TO BE DONE >>
From the data that follows, copy every line holding the string "ATA対応".

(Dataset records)
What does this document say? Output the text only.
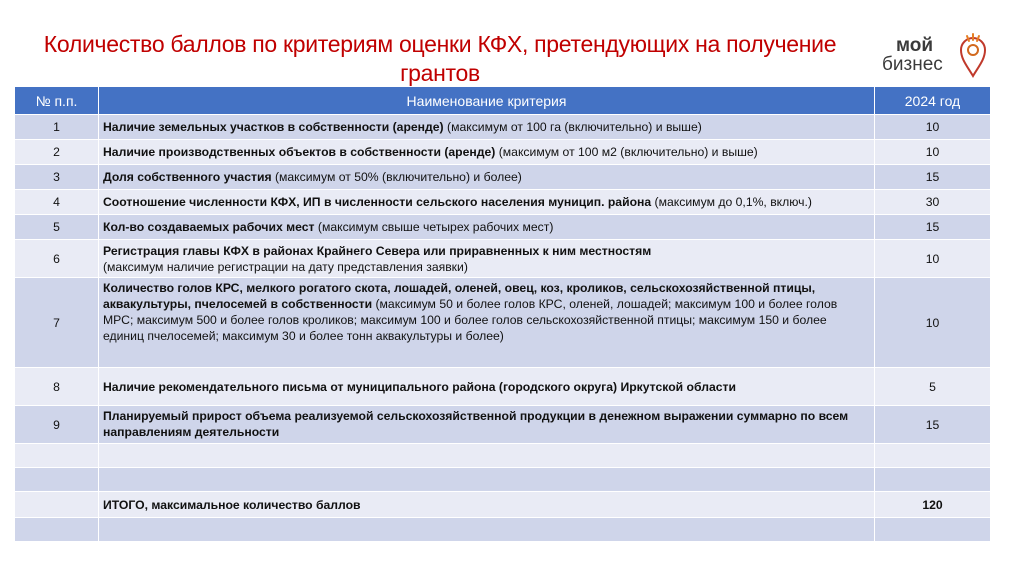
Количество баллов по критериям оценки КФХ, претендующих на получение грантов
мой
бизнес
№ п.п.	Наименование критерия	2024 год
1	Наличие земельных участков в собственности (аренде) (максимум от 100 га (включительно) и выше)	10
2	Наличие производственных объектов в собственности (аренде) (максимум от 100 м2 (включительно) и выше)	10
3	Доля собственного участия (максимум от 50% (включительно) и более)	15
4	Соотношение численности КФХ, ИП в численности сельского населения муницип. района (максимум до 0,1%, включ.)	30
5	Кол-во создаваемых рабочих мест (максимум свыше четырех рабочих мест)	15
6	Регистрация главы КФХ в районах Крайнего Севера или приравненных к ним местностям
(максимум наличие регистрации на дату представления заявки)	10
7	Количество голов КРС, мелкого рогатого скота, лошадей, оленей, овец, коз, кроликов, сельскохозяйственной птицы, аквакультуры, пчелосемей в собственности (максимум 50 и более голов КРС, оленей, лошадей; максимум 100 и более голов МРС; максимум 500 и более голов кроликов; максимум 100 и более голов сельскохозяйственной птицы; максимум 150 и более единиц пчелосемей; максимум 30 и более тонн аквакультуры и более)	10
8	Наличие рекомендательного письма от муниципального района (городского округа) Иркутской области	5
9	Планируемый прирост объема реализуемой сельскохозяйственной продукции в денежном выражении суммарно по всем направлениям деятельности	15

	ИТОГО, максимальное количество баллов	120
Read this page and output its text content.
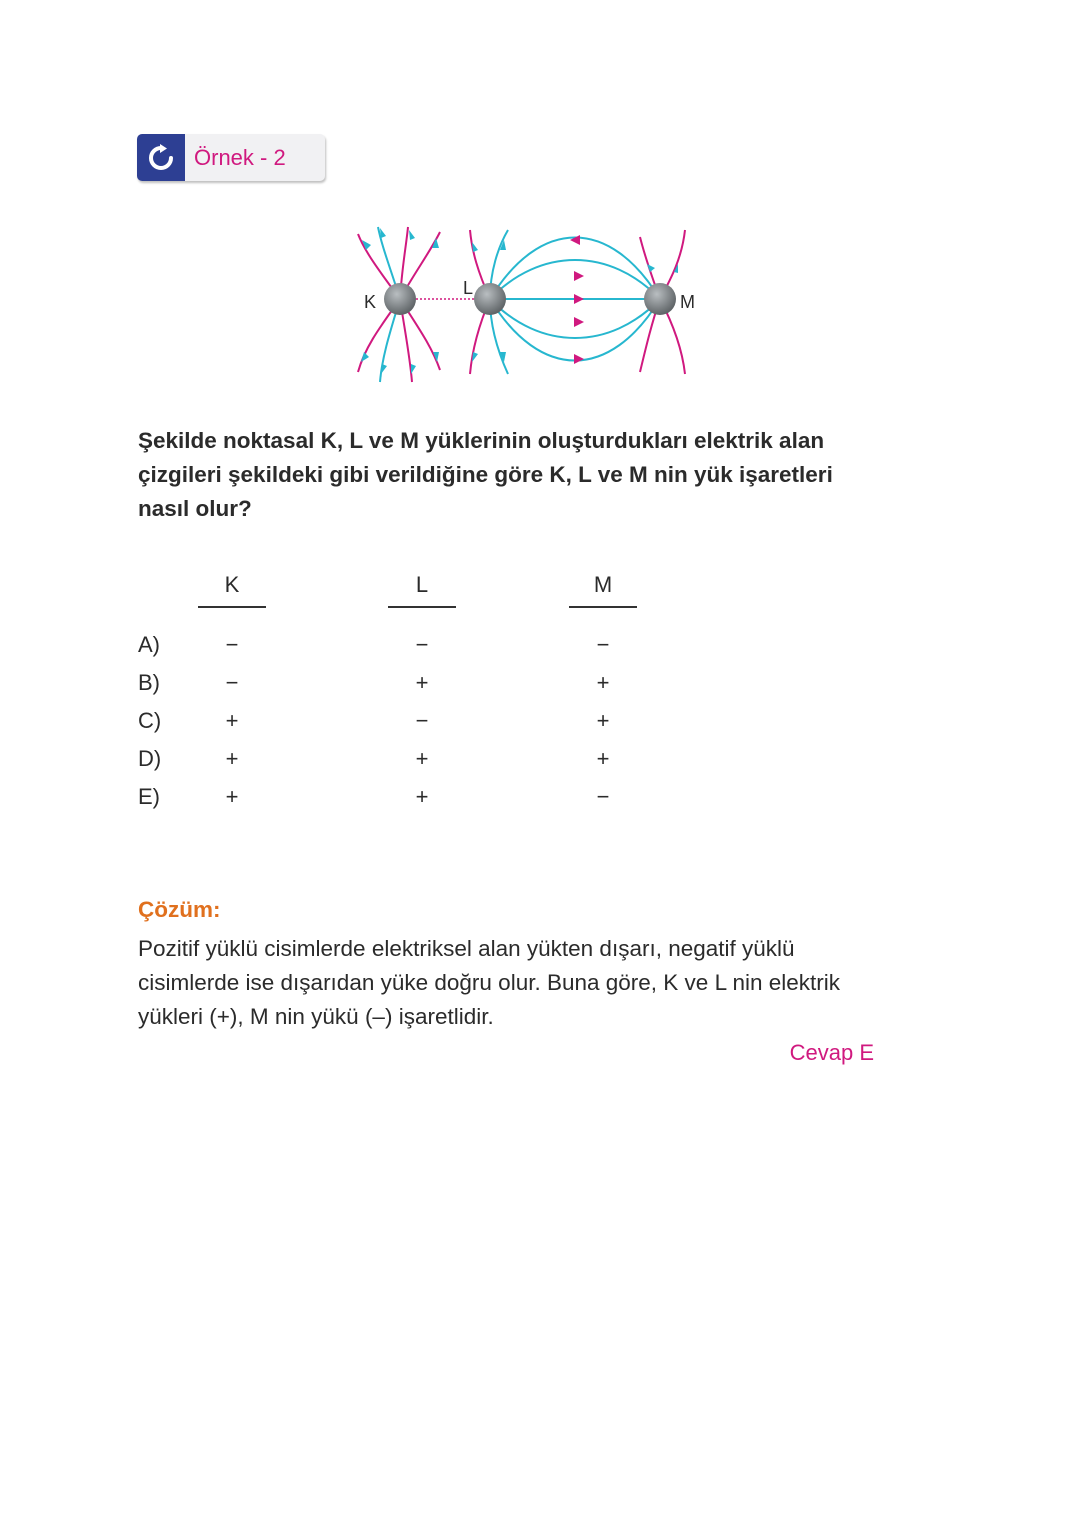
Örnek - 2
K
L
M
Şekilde noktasal K, L ve M yüklerinin oluşturdukları elektrik alan çizgileri şekildeki gibi verildiğine göre K, L ve M nin yük işaretleri nasıl olur?
K	L	M
A)	−	−	−
B)	−	+	+
C)	+	−	+
D)	+	+	+
E)	+	+	−
Çözüm:
Pozitif yüklü cisimlerde elektriksel alan yükten dışarı, negatif yüklü cisimlerde ise dışarıdan yüke doğru olur. Buna göre, K ve L nin elektrik yükleri (+), M nin yükü (–) işaretlidir.
Cevap E
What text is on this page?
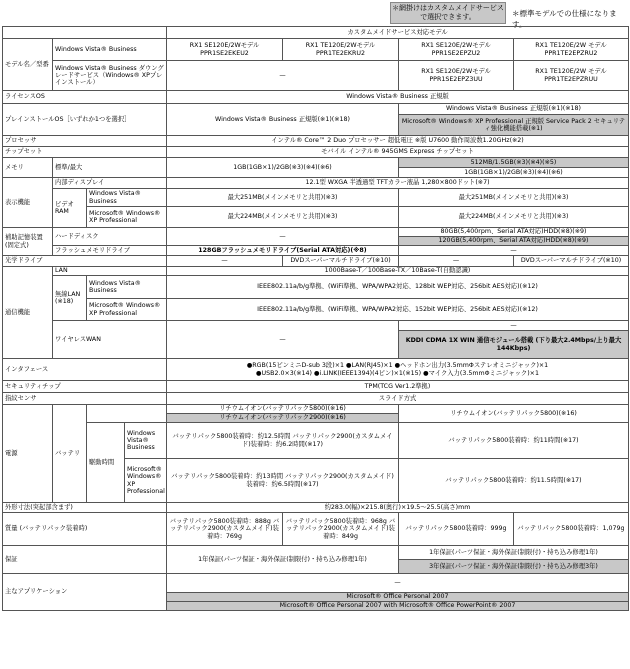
＊網掛けはカスタムメイドサービスで選択できます。	＊標準モデルでの仕様になります。
				カスタムメイドサービス対応モデル			
モデル名／型番	Windows Vista® Business			RX1 SE120E/2Wモデル PPR1SE2EKEU2	RX1 TE120E/2Wモデル PPR1TE2EKRU2	RX1 SE120E/2Wモデル PPR1SE2EPZU2	RX1 TE120E/2W モデル PPR1TE2EPZRU2
	Windows Vista® Business ダウングレードサービス（Windows® XPプレインストール）			—		RX1 SE120E/2Wモデル PPR1SE2EPZ3UU	RX1 TE120E/2W モデル PPR1TE2EPZRUU
ライセンスOS				Windows Vista® Business 正規版			
プレインストールOS［いずれか1つを選択］				Windows Vista® Business 正規版(※1)(※18)		Windows Vista® Business 正規版(※1)(※18)	
						Microsoft® Windows® XP Professional 正規版 Service Pack 2 セキュリティ強化機能搭載(※1)	
プロセッサ				インテル® Core™ 2 Duo プロセッサー 超低電圧 ※版 U7600 動作周波数1.20GHz(※2)			
チップセット				モバイル インテル® 945GMS Express チップセット			
メモリ	標準/最大			1GB(1GB×1)/2GB(※3)(※4)(※6)		512MB/1.5GB(※3)(※4)(※5)	
						1GB(1GB×1)/2GB(※3)(※4)(※6)	
表示機能	内部ディスプレイ			12.1型 WXGA 半透過型 TFTカラー液晶 1,280×800ドット(※7)			
	ビデオRAM	Windows Vista® Business		最大251MB(メインメモリと共用)(※3)		最大251MB(メインメモリと共用)(※3)	
		Microsoft® Windows® XP Professional		最大224MB(メインメモリと共用)(※3)		最大224MB(メインメモリと共用)(※3)	
補助記憶装置(固定式)	ハードディスク			—		80GB(5,400rpm、Serial ATA対応)HDD(※8)(※9)	
						120GB(5,400rpm、Serial ATA対応)HDD(※8)(※9)	
	フラッシュメモリドライブ			128GBフラッシュメモリドライブ(Serial ATA対応)(※8)		—	
光学ドライブ				—	DVDスーパーマルチドライブ(※10)	—	DVDスーパーマルチドライブ(※10)
通信機能	LAN			1000Base-T／100Base-TX／10Base-T(自動認識)			
	無線LAN (※18)	Windows Vista® Business		IEEE802.11a/b/g準拠、(WiFi準拠、WPA/WPA2対応、128bit WEP対応、256bit AES対応)(※12)			
		Microsoft® Windows® XP Professional		IEEE802.11a/b/g準拠、(WiFi準拠、WPA/WPA2対応、152bit WEP対応、256bit AES対応)(※12)			
	ワイヤレスWAN			—		—	
						KDDI CDMA 1X WIN 通信モジュール搭載 (下り最大2.4Mbps/上り最大144Kbps)	
インタフェース				●RGB(15ピンミニD-sub 3段)×1 ●LAN(RJ45)×1 ●ヘッドホン出力(3.5mmΦステレオミニジャック)×1
●USB2.0×3(※14) ●i.LINK(IEEE1394)(4ピン)×1(※15) ●マイク入力(3.5mmΦミニジャック)×1			

セキュリティチップ				TPM(TCG Ver1.2準拠)			
指紋センサ				スライド方式			
電源	バッテリ			リチウムイオン(バッテリパック5800)(※16)		リチウムイオン(バッテリパック5800)(※16)	
				リチウムイオン(バッテリパック2900)(※16)			
		駆動時間	Windows Vista® Business	バッテリパック5800装着時：約12.5時間 バッテリパック2900(カスタムメイド)装着時：約6.2時間(※17)		バッテリパック5800装着時：約11時間(※17)	
			Microsoft® Windows® XP Professional	バッテリパック5800装着時：約13時間 バッテリパック2900(カスタムメイド)装着時：約6.5時間(※17)		バッテリパック5800装着時：約11.5時間(※17)	
外形寸法(突起部含まず)				約283.0(幅)×215.8(奥行)×19.5〜25.5(高さ)mm			
質量 (バッテリパック装着時)				バッテリパック5800装着時：888g バッテリパック2900(カスタムメイド)装着時：769g	バッテリパック5800装着時：968g バッテリパック2900(カスタムメイド)装着時：849g	バッテリパック5800装着時：999g	バッテリパック5800装着時：1,079g
保証				1年保証(パーツ保証・海外保証(制限付)・持ち込み修理1年)		1年保証(パーツ保証・海外保証(制限付)・持ち込み修理1年)	
						3年保証(パーツ保証・海外保証(制限付)・持ち込み修理3年)	
主なアプリケーション				—			
				Microsoft® Office Personal 2007			
				Microsoft® Office Personal 2007 with Microsoft® Office PowerPoint® 2007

OUTPUT FOR THIS EXERCISE >>
補助記憶装置(固定式)	ハードディスク			—		80GB(5,400rpm、Serial ATA対応)HDD(※8)(※9)	
						120GB(5,400rpm、Serial ATA対応)HDD(※8)(※9)	
	フラッシュメモリドライブ			128GBフラッシュメモリドライブ(Serial ATA対応)(※8)		—	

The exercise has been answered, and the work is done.